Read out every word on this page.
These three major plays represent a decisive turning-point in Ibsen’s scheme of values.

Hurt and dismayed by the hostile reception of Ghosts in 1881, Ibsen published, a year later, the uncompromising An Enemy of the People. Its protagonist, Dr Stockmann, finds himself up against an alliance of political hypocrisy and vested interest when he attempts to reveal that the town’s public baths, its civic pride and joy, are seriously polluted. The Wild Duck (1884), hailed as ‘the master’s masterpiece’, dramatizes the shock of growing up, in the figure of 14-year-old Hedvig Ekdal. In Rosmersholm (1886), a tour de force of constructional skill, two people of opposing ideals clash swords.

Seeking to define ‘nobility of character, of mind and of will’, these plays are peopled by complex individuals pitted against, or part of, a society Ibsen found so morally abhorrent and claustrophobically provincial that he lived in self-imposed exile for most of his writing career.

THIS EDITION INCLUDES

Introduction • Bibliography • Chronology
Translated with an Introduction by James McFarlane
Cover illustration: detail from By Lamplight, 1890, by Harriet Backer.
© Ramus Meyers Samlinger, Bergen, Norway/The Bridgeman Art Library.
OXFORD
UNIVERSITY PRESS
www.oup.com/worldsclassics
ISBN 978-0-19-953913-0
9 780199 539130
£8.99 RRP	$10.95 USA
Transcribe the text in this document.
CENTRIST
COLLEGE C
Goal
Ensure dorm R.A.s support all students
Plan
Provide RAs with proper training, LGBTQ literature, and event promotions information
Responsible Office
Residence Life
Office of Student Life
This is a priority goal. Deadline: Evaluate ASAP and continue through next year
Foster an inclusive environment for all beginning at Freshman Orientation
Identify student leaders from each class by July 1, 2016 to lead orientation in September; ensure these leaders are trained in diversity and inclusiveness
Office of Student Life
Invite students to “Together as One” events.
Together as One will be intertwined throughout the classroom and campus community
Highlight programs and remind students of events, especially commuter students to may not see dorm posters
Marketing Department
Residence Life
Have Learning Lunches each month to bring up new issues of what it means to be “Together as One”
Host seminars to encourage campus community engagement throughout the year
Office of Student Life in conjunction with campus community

***

All records above must be set down exactly, please.

SOLUTION:
Read out every word on this page.
These three major plays represent a decisive turning-point in Ibsen’s scheme of values.

Hurt and dismayed by the hostile reception of Ghosts in 1881, Ibsen published, a year later, the uncompromising An Enemy of the People. Its protagonist, Dr Stockmann, finds himself up against an alliance of political hypocrisy and vested interest when he attempts to reveal that the town’s public baths, its civic pride and joy, are seriously polluted. The Wild Duck (1884), hailed as ‘the master’s masterpiece’, dramatizes the shock of growing up, in the figure of 14-year-old Hedvig Ekdal. In Rosmersholm (1886), a tour de force of constructional skill, two people of opposing ideals clash swords.

Seeking to define ‘nobility of character, of mind and of will’, these plays are peopled by complex individuals pitted against, or part of, a society Ibsen found so morally abhorrent and claustrophobically provincial that he lived in self-imposed exile for most of his writing career.

THIS EDITION INCLUDES

Introduction • Bibliography • Chronology
Translated with an Introduction by James McFarlane
Cover illustration: detail from By Lamplight, 1890, by Harriet Backer.
© Ramus Meyers Samlinger, Bergen, Norway/The Bridgeman Art Library.
OXFORD
UNIVERSITY PRESS
www.oup.com/worldsclassics
ISBN 978-0-19-953913-0
9 780199 539130
£8.99 RRP	$10.95 USA
Transcribe the text in this document.
CENTRIST
COLLEGE C
Goal
Ensure dorm R.A.s support all students
Plan
Provide RAs with proper training, LGBTQ literature, and event promotions information
Responsible Office
Residence Life
Office of Student Life
This is a priority goal. Deadline: Evaluate ASAP and continue through next year
Foster an inclusive environment for all beginning at Freshman Orientation
Identify student leaders from each class by July 1, 2016 to lead orientation in September; ensure these leaders are trained in diversity and inclusiveness
Office of Student Life
Invite students to “Together as One” events.
Together as One will be intertwined throughout the classroom and campus community
Highlight programs and remind students of events, especially commuter students to may not see dorm posters
Marketing Department
Residence Life
Have Learning Lunches each month to bring up new issues of what it means to be “Together as One”
Host seminars to encourage campus community engagement throughout the year
Office of Student Life in conjunction with campus community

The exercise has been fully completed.